═══ Data supplied

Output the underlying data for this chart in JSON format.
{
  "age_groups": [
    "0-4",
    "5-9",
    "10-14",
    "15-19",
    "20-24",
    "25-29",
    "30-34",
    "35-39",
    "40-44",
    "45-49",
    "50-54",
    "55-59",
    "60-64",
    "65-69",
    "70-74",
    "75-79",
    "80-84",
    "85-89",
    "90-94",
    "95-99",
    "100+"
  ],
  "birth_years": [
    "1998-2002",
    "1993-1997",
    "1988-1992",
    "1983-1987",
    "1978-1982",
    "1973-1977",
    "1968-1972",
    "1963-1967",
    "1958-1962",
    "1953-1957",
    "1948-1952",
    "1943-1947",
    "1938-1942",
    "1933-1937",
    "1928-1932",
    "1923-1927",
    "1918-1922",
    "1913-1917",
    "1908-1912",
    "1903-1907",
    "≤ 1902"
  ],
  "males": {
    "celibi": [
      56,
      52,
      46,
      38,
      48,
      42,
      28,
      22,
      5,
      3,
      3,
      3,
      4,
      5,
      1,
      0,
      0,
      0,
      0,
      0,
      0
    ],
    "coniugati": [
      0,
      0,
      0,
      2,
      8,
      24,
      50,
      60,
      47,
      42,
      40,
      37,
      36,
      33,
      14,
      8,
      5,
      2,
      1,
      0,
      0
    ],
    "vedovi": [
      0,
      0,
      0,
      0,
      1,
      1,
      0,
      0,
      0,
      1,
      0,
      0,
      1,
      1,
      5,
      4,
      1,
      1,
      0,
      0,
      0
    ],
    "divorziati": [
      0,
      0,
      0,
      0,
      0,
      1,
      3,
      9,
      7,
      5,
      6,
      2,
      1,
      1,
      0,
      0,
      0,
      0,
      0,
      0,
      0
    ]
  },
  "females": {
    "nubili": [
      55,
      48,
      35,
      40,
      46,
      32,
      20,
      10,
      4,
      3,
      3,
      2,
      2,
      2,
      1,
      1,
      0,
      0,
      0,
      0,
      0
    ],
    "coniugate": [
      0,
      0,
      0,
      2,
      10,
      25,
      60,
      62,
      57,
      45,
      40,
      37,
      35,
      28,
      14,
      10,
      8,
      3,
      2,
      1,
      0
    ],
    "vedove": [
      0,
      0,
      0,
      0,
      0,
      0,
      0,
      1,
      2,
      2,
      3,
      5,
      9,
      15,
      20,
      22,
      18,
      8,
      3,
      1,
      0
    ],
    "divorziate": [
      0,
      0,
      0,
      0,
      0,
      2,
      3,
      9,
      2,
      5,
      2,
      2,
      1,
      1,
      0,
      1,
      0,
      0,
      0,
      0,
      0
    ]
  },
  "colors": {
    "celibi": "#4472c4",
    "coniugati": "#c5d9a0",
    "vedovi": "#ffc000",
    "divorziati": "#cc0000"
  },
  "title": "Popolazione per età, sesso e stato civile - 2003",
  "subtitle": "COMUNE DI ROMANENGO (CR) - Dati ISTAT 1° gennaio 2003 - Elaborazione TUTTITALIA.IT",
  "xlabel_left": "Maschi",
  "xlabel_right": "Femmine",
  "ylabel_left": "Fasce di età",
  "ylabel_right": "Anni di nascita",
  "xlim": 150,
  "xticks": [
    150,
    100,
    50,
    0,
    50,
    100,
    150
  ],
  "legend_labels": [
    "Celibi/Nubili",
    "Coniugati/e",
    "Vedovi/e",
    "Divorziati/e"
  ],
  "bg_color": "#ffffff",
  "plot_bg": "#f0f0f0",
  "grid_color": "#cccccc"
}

══════

Go through the records above and set each one down exactly, please.

Output the underlying data for this chart in JSON format.
{
  "age_groups": [
    "0-4",
    "5-9",
    "10-14",
    "15-19",
    "20-24",
    "25-29",
    "30-34",
    "35-39",
    "40-44",
    "45-49",
    "50-54",
    "55-59",
    "60-64",
    "65-69",
    "70-74",
    "75-79",
    "80-84",
    "85-89",
    "90-94",
    "95-99",
    "100+"
  ],
  "birth_years": [
    "1998-2002",
    "1993-1997",
    "1988-1992",
    "1983-1987",
    "1978-1982",
    "1973-1977",
    "1968-1972",
    "1963-1967",
    "1958-1962",
    "1953-1957",
    "1948-1952",
    "1943-1947",
    "1938-1942",
    "1933-1937",
    "1928-1932",
    "1923-1927",
    "1918-1922",
    "1913-1917",
    "1908-1912",
    "1903-1907",
    "≤ 1902"
  ],
  "males": {
    "celibi": [
      56,
      52,
      46,
      38,
      48,
      42,
      28,
      22,
      5,
      3,
      3,
      3,
      4,
      5,
      1,
      0,
      0,
      0,
      0,
      0,
      0
    ],
    "coniugati": [
      0,
      0,
      0,
      2,
      8,
      24,
      50,
      60,
      47,
      42,
      40,
      37,
      36,
      33,
      14,
      8,
      5,
      2,
      1,
      0,
      0
    ],
    "vedovi": [
      0,
      0,
      0,
      0,
      1,
      1,
      0,
      0,
      0,
      1,
      0,
      0,
      1,
      1,
      5,
      4,
      1,
      1,
      0,
      0,
      0
    ],
    "divorziati": [
      0,
      0,
      0,
      0,
      0,
      1,
      3,
      9,
      7,
      5,
      6,
      2,
      1,
      1,
      0,
      0,
      0,
      0,
      0,
      0,
      0
    ]
  },
  "females": {
    "nubili": [
      55,
      48,
      35,
      40,
      46,
      32,
      20,
      10,
      4,
      3,
      3,
      2,
      2,
      2,
      1,
      1,
      0,
      0,
      0,
      0,
      0
    ],
    "coniugate": [
      0,
      0,
      0,
      2,
      10,
      25,
      60,
      62,
      57,
      45,
      40,
      37,
      35,
      28,
      14,
      10,
      8,
      3,
      2,
      1,
      0
    ],
    "vedove": [
      0,
      0,
      0,
      0,
      0,
      0,
      0,
      1,
      2,
      2,
      3,
      5,
      9,
      15,
      20,
      22,
      18,
      8,
      3,
      1,
      0
    ],
    "divorziate": [
      0,
      0,
      0,
      0,
      0,
      2,
      3,
      9,
      2,
      5,
      2,
      2,
      1,
      1,
      0,
      1,
      0,
      0,
      0,
      0,
      0
    ]
  },
  "colors": {
    "celibi": "#4472c4",
    "coniugati": "#c5d9a0",
    "vedovi": "#ffc000",
    "divorziati": "#cc0000"
  },
  "title": "Popolazione per età, sesso e stato civile - 2003",
  "subtitle": "COMUNE DI ROMANENGO (CR) - Dati ISTAT 1° gennaio 2003 - Elaborazione TUTTITALIA.IT",
  "xlabel_left": "Maschi",
  "xlabel_right": "Femmine",
  "ylabel_left": "Fasce di età",
  "ylabel_right": "Anni di nascita",
  "xlim": 150,
  "xticks": [
    150,
    100,
    50,
    0,
    50,
    100,
    150
  ],
  "legend_labels": [
    "Celibi/Nubili",
    "Coniugati/e",
    "Vedovi/e",
    "Divorziati/e"
  ],
  "bg_color": "#ffffff",
  "plot_bg": "#f0f0f0",
  "grid_color": "#cccccc"
}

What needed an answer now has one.